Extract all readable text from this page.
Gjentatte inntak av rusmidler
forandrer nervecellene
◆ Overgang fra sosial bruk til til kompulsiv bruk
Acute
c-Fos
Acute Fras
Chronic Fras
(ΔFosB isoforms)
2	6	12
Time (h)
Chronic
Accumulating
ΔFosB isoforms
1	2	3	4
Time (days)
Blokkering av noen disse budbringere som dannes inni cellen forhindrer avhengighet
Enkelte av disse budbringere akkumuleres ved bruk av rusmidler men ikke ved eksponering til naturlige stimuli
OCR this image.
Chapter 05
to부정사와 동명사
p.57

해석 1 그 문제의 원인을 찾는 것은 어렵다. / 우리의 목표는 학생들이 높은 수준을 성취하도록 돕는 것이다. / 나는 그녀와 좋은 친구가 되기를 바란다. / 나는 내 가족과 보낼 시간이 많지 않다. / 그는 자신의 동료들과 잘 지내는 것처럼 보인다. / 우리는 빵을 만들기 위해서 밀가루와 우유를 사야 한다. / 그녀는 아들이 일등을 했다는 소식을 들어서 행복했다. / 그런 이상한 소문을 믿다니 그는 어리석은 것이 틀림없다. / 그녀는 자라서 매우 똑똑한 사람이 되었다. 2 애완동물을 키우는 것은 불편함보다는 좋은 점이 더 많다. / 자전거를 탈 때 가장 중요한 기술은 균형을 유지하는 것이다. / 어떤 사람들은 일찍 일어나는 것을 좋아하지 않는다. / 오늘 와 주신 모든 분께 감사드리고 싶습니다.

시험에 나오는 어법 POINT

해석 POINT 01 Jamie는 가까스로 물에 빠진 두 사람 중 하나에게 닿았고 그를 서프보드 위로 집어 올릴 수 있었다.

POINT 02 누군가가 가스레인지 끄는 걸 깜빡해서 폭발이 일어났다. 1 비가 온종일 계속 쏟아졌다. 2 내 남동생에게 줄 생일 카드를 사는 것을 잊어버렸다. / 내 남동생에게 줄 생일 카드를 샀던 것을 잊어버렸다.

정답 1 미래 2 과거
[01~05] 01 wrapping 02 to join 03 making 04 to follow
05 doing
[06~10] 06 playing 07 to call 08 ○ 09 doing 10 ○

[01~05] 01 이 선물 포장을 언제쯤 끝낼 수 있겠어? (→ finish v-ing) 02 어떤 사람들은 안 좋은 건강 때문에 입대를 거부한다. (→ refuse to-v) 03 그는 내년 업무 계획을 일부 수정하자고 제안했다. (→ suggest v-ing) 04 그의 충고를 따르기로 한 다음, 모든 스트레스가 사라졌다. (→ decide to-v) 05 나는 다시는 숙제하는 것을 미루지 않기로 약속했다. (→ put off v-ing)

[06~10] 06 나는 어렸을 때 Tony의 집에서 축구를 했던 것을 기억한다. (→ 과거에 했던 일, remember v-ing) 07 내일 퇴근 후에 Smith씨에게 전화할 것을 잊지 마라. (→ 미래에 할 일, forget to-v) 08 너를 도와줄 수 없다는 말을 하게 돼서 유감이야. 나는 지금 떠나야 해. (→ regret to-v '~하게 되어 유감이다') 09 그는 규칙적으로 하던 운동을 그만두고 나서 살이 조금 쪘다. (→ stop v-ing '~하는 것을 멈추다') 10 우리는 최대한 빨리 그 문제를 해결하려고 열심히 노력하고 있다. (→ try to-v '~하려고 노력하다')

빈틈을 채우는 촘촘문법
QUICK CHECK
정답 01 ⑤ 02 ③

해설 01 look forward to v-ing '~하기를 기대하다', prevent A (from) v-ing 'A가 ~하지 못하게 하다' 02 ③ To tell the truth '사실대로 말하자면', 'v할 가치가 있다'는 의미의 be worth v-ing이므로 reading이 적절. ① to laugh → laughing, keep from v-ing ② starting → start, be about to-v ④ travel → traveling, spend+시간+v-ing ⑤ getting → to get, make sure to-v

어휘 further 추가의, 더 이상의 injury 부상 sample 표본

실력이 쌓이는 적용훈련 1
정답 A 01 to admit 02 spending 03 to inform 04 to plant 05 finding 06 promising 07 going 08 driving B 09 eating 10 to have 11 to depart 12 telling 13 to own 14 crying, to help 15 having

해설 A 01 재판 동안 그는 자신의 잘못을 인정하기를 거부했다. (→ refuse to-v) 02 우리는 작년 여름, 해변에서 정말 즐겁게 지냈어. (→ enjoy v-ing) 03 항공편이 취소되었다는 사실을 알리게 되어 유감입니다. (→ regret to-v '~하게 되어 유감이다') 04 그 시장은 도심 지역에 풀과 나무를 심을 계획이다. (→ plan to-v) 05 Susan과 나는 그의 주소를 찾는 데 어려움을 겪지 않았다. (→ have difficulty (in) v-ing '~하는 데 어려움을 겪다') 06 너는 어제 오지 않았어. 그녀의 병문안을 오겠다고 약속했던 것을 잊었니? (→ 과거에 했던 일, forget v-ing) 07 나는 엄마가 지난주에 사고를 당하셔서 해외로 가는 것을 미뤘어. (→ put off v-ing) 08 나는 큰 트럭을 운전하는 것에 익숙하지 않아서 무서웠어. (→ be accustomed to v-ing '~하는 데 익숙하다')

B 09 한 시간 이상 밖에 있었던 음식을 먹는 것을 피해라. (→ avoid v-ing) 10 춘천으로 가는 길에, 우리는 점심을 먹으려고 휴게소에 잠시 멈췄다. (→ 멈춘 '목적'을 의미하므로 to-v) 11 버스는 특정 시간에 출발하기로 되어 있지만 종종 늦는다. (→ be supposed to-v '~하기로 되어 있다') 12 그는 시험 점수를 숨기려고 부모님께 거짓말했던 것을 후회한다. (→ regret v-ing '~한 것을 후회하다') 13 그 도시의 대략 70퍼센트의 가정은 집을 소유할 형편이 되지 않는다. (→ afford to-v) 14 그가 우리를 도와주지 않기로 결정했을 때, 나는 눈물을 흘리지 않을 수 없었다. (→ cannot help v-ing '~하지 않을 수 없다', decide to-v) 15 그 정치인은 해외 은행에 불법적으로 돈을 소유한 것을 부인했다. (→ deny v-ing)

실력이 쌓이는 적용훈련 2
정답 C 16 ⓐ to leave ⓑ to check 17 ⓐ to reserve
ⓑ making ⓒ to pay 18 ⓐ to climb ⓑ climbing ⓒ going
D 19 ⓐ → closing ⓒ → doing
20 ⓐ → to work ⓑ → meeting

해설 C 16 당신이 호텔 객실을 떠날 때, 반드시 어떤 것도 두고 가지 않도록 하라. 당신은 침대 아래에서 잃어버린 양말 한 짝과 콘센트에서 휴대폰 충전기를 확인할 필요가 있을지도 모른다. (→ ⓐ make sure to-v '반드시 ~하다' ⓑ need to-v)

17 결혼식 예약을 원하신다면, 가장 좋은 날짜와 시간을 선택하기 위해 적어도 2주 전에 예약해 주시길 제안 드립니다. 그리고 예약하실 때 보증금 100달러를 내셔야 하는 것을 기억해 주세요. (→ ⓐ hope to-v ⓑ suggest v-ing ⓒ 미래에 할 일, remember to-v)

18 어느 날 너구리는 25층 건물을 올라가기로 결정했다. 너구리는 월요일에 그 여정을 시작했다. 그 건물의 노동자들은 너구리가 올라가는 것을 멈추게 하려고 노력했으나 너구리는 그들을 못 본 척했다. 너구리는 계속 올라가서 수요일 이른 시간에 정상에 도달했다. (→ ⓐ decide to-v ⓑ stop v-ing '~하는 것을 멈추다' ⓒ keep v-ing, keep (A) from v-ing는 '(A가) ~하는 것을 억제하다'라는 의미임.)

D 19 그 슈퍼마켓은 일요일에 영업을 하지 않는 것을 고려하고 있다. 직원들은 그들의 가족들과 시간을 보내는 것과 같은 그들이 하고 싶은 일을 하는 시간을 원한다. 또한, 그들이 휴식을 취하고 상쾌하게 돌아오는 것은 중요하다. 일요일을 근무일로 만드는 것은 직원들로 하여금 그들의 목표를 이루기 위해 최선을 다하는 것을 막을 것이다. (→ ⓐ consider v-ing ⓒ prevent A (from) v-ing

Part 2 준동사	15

☆ ☆ ☆

» Request:
Gather from the records above every line containing the string "make".

» Exercise result:
해설 01 look forward to v-ing '~하기를 기대하다', prevent A (from) v-ing 'A가 ~하지 못하게 하다' 02 ③ To tell the truth '사실대로 말하자면', 'v할 가치가 있다'는 의미의 be worth v-ing이므로 reading이 적절. ① to laugh → laughing, keep from v-ing ② starting → start, be about to-v ④ travel → traveling, spend+시간+v-ing ⑤ getting → to get, make sure to-v
해설 C 16 당신이 호텔 객실을 떠날 때, 반드시 어떤 것도 두고 가지 않도록 하라. 당신은 침대 아래에서 잃어버린 양말 한 짝과 콘센트에서 휴대폰 충전기를 확인할 필요가 있을지도 모른다. (→ ⓐ make sure to-v '반드시 ~하다' ⓑ need to-v)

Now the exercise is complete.